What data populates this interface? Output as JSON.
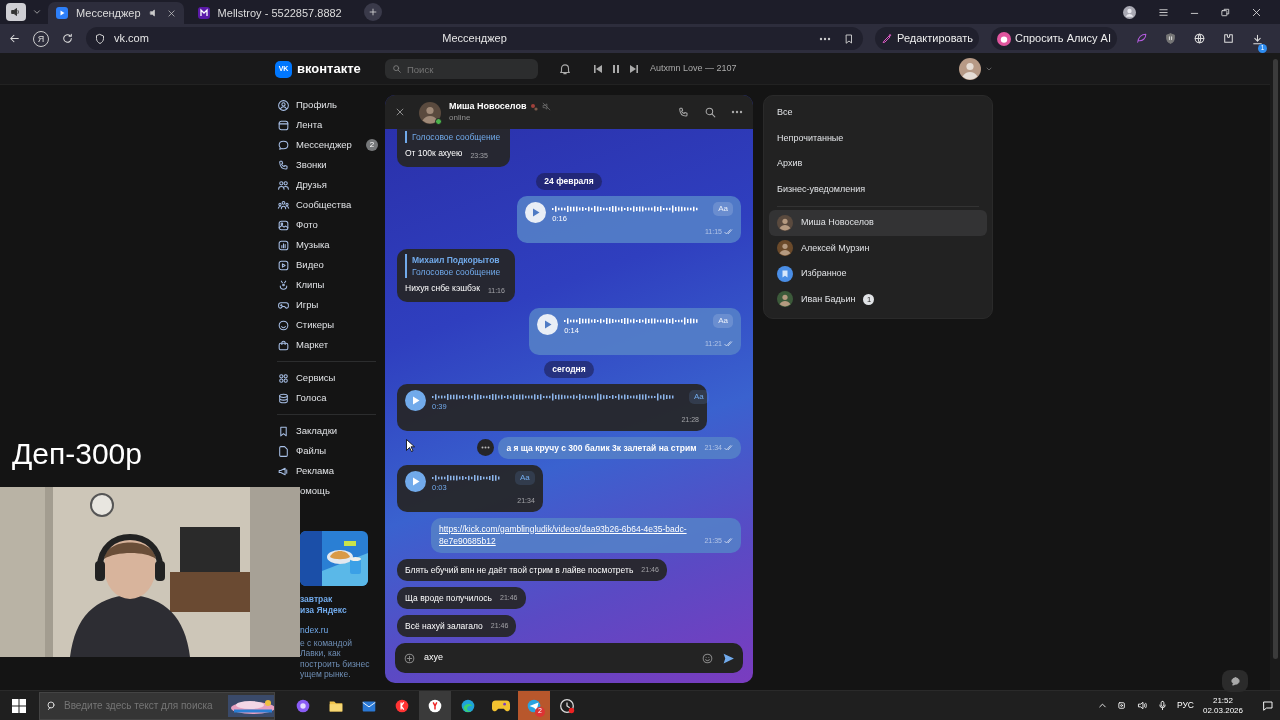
{
  "browser": {
    "tabs": [
      {
        "title": "Мессенджер",
        "selected": true,
        "audio": true
      },
      {
        "title": "Mellstroy - 5522857.8882",
        "selected": false,
        "audio": false
      }
    ],
    "home_mark": "Я",
    "address": "vk.com",
    "page_title": "Мессенджер",
    "actions": [
      {
        "label": "Редактировать",
        "kind": "edit"
      },
      {
        "label": "Спросить Алису AI",
        "kind": "alice"
      }
    ],
    "downloads_badge": "1"
  },
  "vk": {
    "logo_mark": "VK",
    "logo_text": "вконтакте",
    "search_placeholder": "Поиск",
    "track": "Autxmn Love — 2107"
  },
  "nav_groups": [
    {
      "items": [
        {
          "label": "Профиль"
        },
        {
          "label": "Лента"
        },
        {
          "label": "Мессенджер",
          "badge": "2"
        },
        {
          "label": "Звонки"
        },
        {
          "label": "Друзья"
        },
        {
          "label": "Сообщества"
        },
        {
          "label": "Фото"
        },
        {
          "label": "Музыка"
        },
        {
          "label": "Видео"
        },
        {
          "label": "Клипы"
        },
        {
          "label": "Игры"
        },
        {
          "label": "Стикеры"
        },
        {
          "label": "Маркет"
        }
      ]
    },
    {
      "items": [
        {
          "label": "Сервисы"
        },
        {
          "label": "Голоса"
        }
      ]
    },
    {
      "items": [
        {
          "label": "Закладки"
        },
        {
          "label": "Файлы"
        },
        {
          "label": "Реклама"
        },
        {
          "label": "омощь"
        }
      ]
    }
  ],
  "ad": {
    "lines": [
      {
        "text": "завтрак",
        "kind": "title"
      },
      {
        "text": "иза Яндекс",
        "kind": "title"
      },
      {
        "text": "ndex.ru",
        "kind": "domain"
      },
      {
        "text": "е с командой",
        "kind": "body"
      },
      {
        "text": "Лавки, как",
        "kind": "body"
      },
      {
        "text": "построить бизнес",
        "kind": "body"
      },
      {
        "text": "ущем рынке.",
        "kind": "body"
      }
    ]
  },
  "chat": {
    "name": "Миша Новоселов",
    "status": "online",
    "online": true,
    "muted": true,
    "messages": [
      {
        "kind": "reply",
        "outgoing": false,
        "quote": "Голосовое сообщение",
        "text": "От 100к ахуею",
        "time": "23:35"
      },
      {
        "kind": "date",
        "text": "24 февраля"
      },
      {
        "kind": "voice",
        "outgoing": true,
        "duration": "0:16",
        "transcribe": "Aa",
        "time": "11:15",
        "read": true
      },
      {
        "kind": "reply",
        "outgoing": false,
        "sender": "Михаил Подкорытов",
        "quote": "Голосовое сообщение",
        "text": "Нихуя снбе кэшбэк",
        "time": "11:16"
      },
      {
        "kind": "voice",
        "outgoing": true,
        "duration": "0:14",
        "transcribe": "Aa",
        "time": "11:21",
        "read": true
      },
      {
        "kind": "date",
        "text": "сегодня"
      },
      {
        "kind": "voice",
        "outgoing": false,
        "duration": "0:39",
        "transcribe": "Aa",
        "time": "21:28"
      },
      {
        "kind": "text",
        "outgoing": true,
        "text": "а я ща кручу с 300 балик 3к залетай на стрим",
        "time": "21:34",
        "read": true,
        "menu_shown": true
      },
      {
        "kind": "voice",
        "outgoing": false,
        "duration": "0:03",
        "transcribe": "Aa",
        "time": "21:34"
      },
      {
        "kind": "link",
        "outgoing": true,
        "text": "https://kick.com/gamblingludik/videos/daa93b26-6b64-4e35-badc-8e7e90685b12",
        "time": "21:35",
        "read": true
      },
      {
        "kind": "text",
        "outgoing": false,
        "text": "Блять ебучий впн не даёт твой стрим в лайве посмотреть",
        "time": "21:46"
      },
      {
        "kind": "text",
        "outgoing": false,
        "text": "Ща вроде получилось",
        "time": "21:46"
      },
      {
        "kind": "text",
        "outgoing": false,
        "text": "Всё нахуй залагало",
        "time": "21:46"
      }
    ],
    "composer": {
      "value": "ахуе"
    }
  },
  "folders": {
    "filters": [
      "Все",
      "Непрочитанные",
      "Архив",
      "Бизнес-уведомления"
    ],
    "chats": [
      {
        "name": "Миша Новоселов",
        "selected": true,
        "kind": "contact"
      },
      {
        "name": "Алексей Мурзин",
        "selected": false,
        "kind": "contact"
      },
      {
        "name": "Избранное",
        "selected": false,
        "kind": "saved"
      },
      {
        "name": "Иван Бадьин",
        "selected": false,
        "kind": "contact",
        "badge": "1"
      }
    ]
  },
  "overlay": {
    "caption": "Деп-300р"
  },
  "taskbar": {
    "search_placeholder": "Введите здесь текст для поиска",
    "apps": [
      {
        "kind": "assistant",
        "selected": false
      },
      {
        "kind": "folder",
        "selected": false
      },
      {
        "kind": "mail",
        "selected": false
      },
      {
        "kind": "yandex",
        "selected": false
      },
      {
        "kind": "browser",
        "selected": true
      },
      {
        "kind": "edge",
        "selected": false
      },
      {
        "kind": "game",
        "selected": false
      },
      {
        "kind": "messenger",
        "selected": true,
        "badge": "2"
      },
      {
        "kind": "clock",
        "selected": false
      }
    ],
    "lang": "РУС",
    "time": "21:52",
    "date": "02.03.2026"
  }
}
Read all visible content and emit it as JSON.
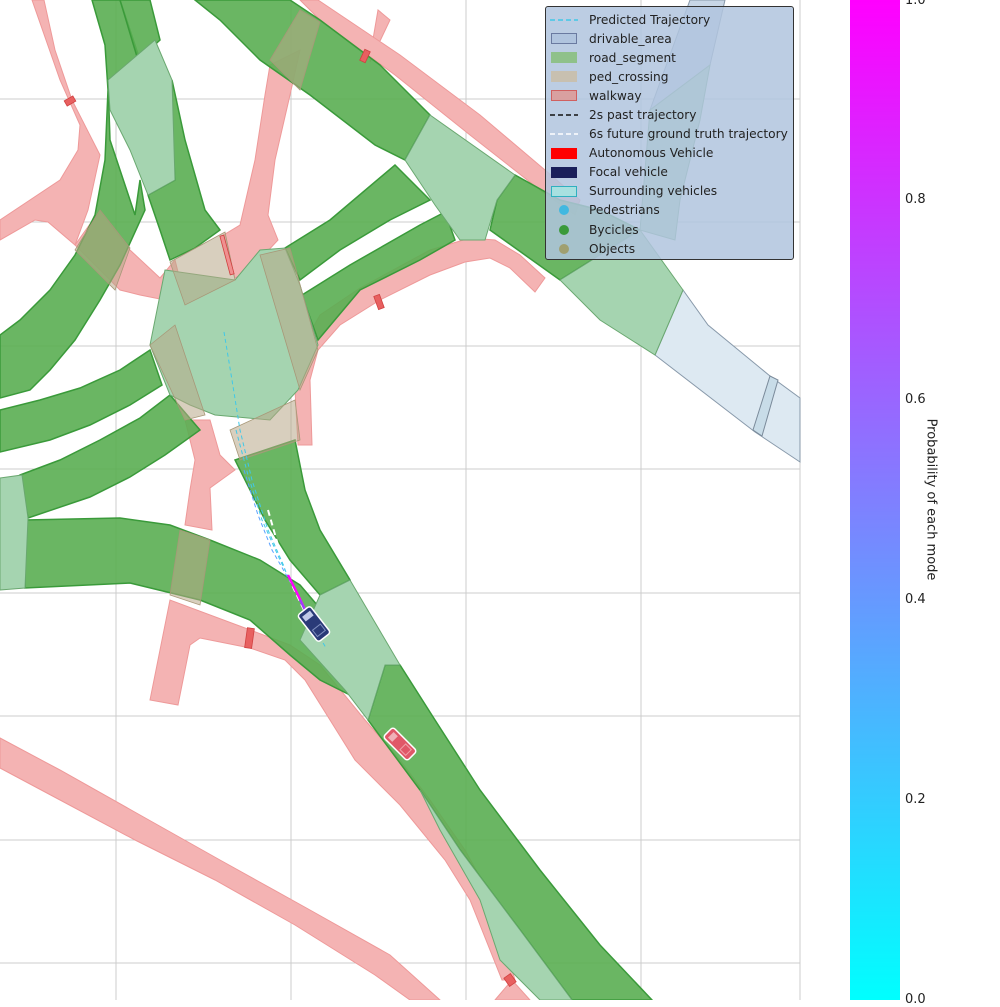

- EXERCISE
Write every record out again exactly; no pictures belong in the copy.

- FINAL RESULT
What data populates this interface? Output as JSON.
{
  "browser": {
    "tabs": [
      {
        "title": "Мессенджер",
        "selected": true,
        "audio": true
      },
      {
        "title": "Mellstroy - 5522857.8882",
        "selected": false,
        "audio": false
      }
    ],
    "home_mark": "Я",
    "address": "vk.com",
    "page_title": "Мессенджер",
    "actions": [
      {
        "label": "Редактировать",
        "kind": "edit"
      },
      {
        "label": "Спросить Алису AI",
        "kind": "alice"
      }
    ],
    "downloads_badge": "1"
  },
  "vk": {
    "logo_mark": "VK",
    "logo_text": "вконтакте",
    "search_placeholder": "Поиск",
    "track": "Autxmn Love — 2107"
  },
  "nav_groups": [
    {
      "items": [
        {
          "label": "Профиль"
        },
        {
          "label": "Лента"
        },
        {
          "label": "Мессенджер",
          "badge": "2"
        },
        {
          "label": "Звонки"
        },
        {
          "label": "Друзья"
        },
        {
          "label": "Сообщества"
        },
        {
          "label": "Фото"
        },
        {
          "label": "Музыка"
        },
        {
          "label": "Видео"
        },
        {
          "label": "Клипы"
        },
        {
          "label": "Игры"
        },
        {
          "label": "Стикеры"
        },
        {
          "label": "Маркет"
        }
      ]
    },
    {
      "items": [
        {
          "label": "Сервисы"
        },
        {
          "label": "Голоса"
        }
      ]
    },
    {
      "items": [
        {
          "label": "Закладки"
        },
        {
          "label": "Файлы"
        },
        {
          "label": "Реклама"
        },
        {
          "label": "омощь"
        }
      ]
    }
  ],
  "ad": {
    "lines": [
      {
        "text": "завтрак",
        "kind": "title"
      },
      {
        "text": "иза Яндекс",
        "kind": "title"
      },
      {
        "text": "ndex.ru",
        "kind": "domain"
      },
      {
        "text": "е с командой",
        "kind": "body"
      },
      {
        "text": "Лавки, как",
        "kind": "body"
      },
      {
        "text": "построить бизнес",
        "kind": "body"
      },
      {
        "text": "ущем рынке.",
        "kind": "body"
      }
    ]
  },
  "chat": {
    "name": "Миша Новоселов",
    "status": "online",
    "online": true,
    "muted": true,
    "messages": [
      {
        "kind": "reply",
        "outgoing": false,
        "quote": "Голосовое сообщение",
        "text": "От 100к ахуею",
        "time": "23:35"
      },
      {
        "kind": "date",
        "text": "24 февраля"
      },
      {
        "kind": "voice",
        "outgoing": true,
        "duration": "0:16",
        "transcribe": "Aa",
        "time": "11:15",
        "read": true
      },
      {
        "kind": "reply",
        "outgoing": false,
        "sender": "Михаил Подкорытов",
        "quote": "Голосовое сообщение",
        "text": "Нихуя снбе кэшбэк",
        "time": "11:16"
      },
      {
        "kind": "voice",
        "outgoing": true,
        "duration": "0:14",
        "transcribe": "Aa",
        "time": "11:21",
        "read": true
      },
      {
        "kind": "date",
        "text": "сегодня"
      },
      {
        "kind": "voice",
        "outgoing": false,
        "duration": "0:39",
        "transcribe": "Aa",
        "time": "21:28"
      },
      {
        "kind": "text",
        "outgoing": true,
        "text": "а я ща кручу с 300 балик 3к залетай на стрим",
        "time": "21:34",
        "read": true,
        "menu_shown": true
      },
      {
        "kind": "voice",
        "outgoing": false,
        "duration": "0:03",
        "transcribe": "Aa",
        "time": "21:34"
      },
      {
        "kind": "link",
        "outgoing": true,
        "text": "https://kick.com/gamblingludik/videos/daa93b26-6b64-4e35-badc-8e7e90685b12",
        "time": "21:35",
        "read": true
      },
      {
        "kind": "text",
        "outgoing": false,
        "text": "Блять ебучий впн не даёт твой стрим в лайве посмотреть",
        "time": "21:46"
      },
      {
        "kind": "text",
        "outgoing": false,
        "text": "Ща вроде получилось",
        "time": "21:46"
      },
      {
        "kind": "text",
        "outgoing": false,
        "text": "Всё нахуй залагало",
        "time": "21:46"
      }
    ],
    "composer": {
      "value": "ахуе"
    }
  },
  "folders": {
    "filters": [
      "Все",
      "Непрочитанные",
      "Архив",
      "Бизнес-уведомления"
    ],
    "chats": [
      {
        "name": "Миша Новоселов",
        "selected": true,
        "kind": "contact"
      },
      {
        "name": "Алексей Мурзин",
        "selected": false,
        "kind": "contact"
      },
      {
        "name": "Избранное",
        "selected": false,
        "kind": "saved"
      },
      {
        "name": "Иван Бадьин",
        "selected": false,
        "kind": "contact",
        "badge": "1"
      }
    ]
  },
  "overlay": {
    "caption": "Деп-300р"
  },
  "taskbar": {
    "search_placeholder": "Введите здесь текст для поиска",
    "apps": [
      {
        "kind": "assistant",
        "selected": false
      },
      {
        "kind": "folder",
        "selected": false
      },
      {
        "kind": "mail",
        "selected": false
      },
      {
        "kind": "yandex",
        "selected": false
      },
      {
        "kind": "browser",
        "selected": true
      },
      {
        "kind": "edge",
        "selected": false
      },
      {
        "kind": "game",
        "selected": false
      },
      {
        "kind": "messenger",
        "selected": true,
        "badge": "2"
      },
      {
        "kind": "clock",
        "selected": false
      }
    ],
    "lang": "РУС",
    "time": "21:52",
    "date": "02.03.2026"
  }
}
Read all visible content and emit it as JSON.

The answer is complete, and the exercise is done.